- **EXERCISE**
Find every line with the word "Đang" and give their count, nothing else.

Stored entries

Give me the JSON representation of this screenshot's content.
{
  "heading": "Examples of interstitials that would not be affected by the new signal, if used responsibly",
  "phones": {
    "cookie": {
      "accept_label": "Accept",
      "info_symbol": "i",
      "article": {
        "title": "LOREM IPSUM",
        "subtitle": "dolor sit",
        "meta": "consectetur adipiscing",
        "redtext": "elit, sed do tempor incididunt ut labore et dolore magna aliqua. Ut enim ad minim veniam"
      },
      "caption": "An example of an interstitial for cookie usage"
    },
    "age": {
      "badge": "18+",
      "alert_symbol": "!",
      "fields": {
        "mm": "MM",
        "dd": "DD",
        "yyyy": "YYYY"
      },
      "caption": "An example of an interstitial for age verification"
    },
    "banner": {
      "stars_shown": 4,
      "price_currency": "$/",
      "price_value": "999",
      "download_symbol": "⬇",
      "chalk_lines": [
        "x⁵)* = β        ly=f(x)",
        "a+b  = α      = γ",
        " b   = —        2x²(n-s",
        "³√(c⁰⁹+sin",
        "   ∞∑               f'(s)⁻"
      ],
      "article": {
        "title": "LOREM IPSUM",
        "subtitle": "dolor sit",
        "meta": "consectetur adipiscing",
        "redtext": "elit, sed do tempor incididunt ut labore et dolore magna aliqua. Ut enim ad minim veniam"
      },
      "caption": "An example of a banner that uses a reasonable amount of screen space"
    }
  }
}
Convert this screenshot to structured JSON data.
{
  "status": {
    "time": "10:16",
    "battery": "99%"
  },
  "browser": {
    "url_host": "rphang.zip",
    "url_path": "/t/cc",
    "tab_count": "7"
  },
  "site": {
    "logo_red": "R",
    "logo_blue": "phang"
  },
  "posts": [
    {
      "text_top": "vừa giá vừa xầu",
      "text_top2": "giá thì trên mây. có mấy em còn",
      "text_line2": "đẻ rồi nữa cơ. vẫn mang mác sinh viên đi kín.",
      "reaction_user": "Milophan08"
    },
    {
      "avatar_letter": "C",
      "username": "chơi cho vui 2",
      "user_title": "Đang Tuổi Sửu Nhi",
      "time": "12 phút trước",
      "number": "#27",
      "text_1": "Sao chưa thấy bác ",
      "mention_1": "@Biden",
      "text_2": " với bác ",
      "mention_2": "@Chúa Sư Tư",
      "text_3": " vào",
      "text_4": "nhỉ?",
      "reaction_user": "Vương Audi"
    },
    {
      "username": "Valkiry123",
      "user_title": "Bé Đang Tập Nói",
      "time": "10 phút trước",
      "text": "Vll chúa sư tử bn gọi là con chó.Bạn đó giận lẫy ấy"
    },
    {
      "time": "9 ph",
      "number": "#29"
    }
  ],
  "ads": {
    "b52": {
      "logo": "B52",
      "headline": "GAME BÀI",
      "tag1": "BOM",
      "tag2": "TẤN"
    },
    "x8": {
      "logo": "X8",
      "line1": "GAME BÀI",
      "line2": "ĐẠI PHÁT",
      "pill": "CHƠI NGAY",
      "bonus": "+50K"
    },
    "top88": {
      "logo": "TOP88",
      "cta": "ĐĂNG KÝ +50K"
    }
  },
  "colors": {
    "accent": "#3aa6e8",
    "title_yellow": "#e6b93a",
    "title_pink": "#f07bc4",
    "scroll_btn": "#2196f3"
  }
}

- **EXERCISE RESPONSE**
2